Please copy the records word for word, from their first line through the line that contains "ok-button[interactable]: OK (695, 603, 808, 638)". Include both of those lines.

---------- Information provided

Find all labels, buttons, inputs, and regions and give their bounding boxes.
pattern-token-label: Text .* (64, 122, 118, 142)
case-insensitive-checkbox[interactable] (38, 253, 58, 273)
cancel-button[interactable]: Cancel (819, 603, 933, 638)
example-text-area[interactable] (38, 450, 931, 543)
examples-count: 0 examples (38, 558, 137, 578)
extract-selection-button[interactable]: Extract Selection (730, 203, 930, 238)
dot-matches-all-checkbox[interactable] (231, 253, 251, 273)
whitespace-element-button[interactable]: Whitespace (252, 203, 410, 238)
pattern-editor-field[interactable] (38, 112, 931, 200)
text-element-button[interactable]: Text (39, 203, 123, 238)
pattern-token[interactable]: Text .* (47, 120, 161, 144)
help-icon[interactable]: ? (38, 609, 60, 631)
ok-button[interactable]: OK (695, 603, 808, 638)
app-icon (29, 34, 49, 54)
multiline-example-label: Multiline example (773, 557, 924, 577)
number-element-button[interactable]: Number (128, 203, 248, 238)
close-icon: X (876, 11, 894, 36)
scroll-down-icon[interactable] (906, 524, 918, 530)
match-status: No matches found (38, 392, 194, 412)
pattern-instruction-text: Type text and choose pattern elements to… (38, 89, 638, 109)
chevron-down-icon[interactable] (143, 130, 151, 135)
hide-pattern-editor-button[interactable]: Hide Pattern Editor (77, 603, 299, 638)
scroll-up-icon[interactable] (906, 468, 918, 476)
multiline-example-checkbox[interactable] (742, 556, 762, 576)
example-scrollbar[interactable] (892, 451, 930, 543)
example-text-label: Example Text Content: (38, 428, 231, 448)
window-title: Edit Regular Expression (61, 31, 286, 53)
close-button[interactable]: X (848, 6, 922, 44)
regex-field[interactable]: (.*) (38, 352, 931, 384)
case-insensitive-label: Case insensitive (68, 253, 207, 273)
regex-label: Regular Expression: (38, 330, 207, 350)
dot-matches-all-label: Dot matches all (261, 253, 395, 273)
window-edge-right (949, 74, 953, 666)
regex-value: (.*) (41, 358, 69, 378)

--------------------

> [Output of the exercise]
Find all labels, buttons, inputs, and regions and give their bounding boxes.
pattern-token-label: Text .* (64, 122, 118, 142)
case-insensitive-checkbox[interactable] (38, 253, 58, 273)
cancel-button[interactable]: Cancel (819, 603, 933, 638)
example-text-area[interactable] (38, 450, 931, 543)
examples-count: 0 examples (38, 558, 137, 578)
extract-selection-button[interactable]: Extract Selection (730, 203, 930, 238)
dot-matches-all-checkbox[interactable] (231, 253, 251, 273)
whitespace-element-button[interactable]: Whitespace (252, 203, 410, 238)
pattern-editor-field[interactable] (38, 112, 931, 200)
text-element-button[interactable]: Text (39, 203, 123, 238)
pattern-token[interactable]: Text .* (47, 120, 161, 144)
help-icon[interactable]: ? (38, 609, 60, 631)
ok-button[interactable]: OK (695, 603, 808, 638)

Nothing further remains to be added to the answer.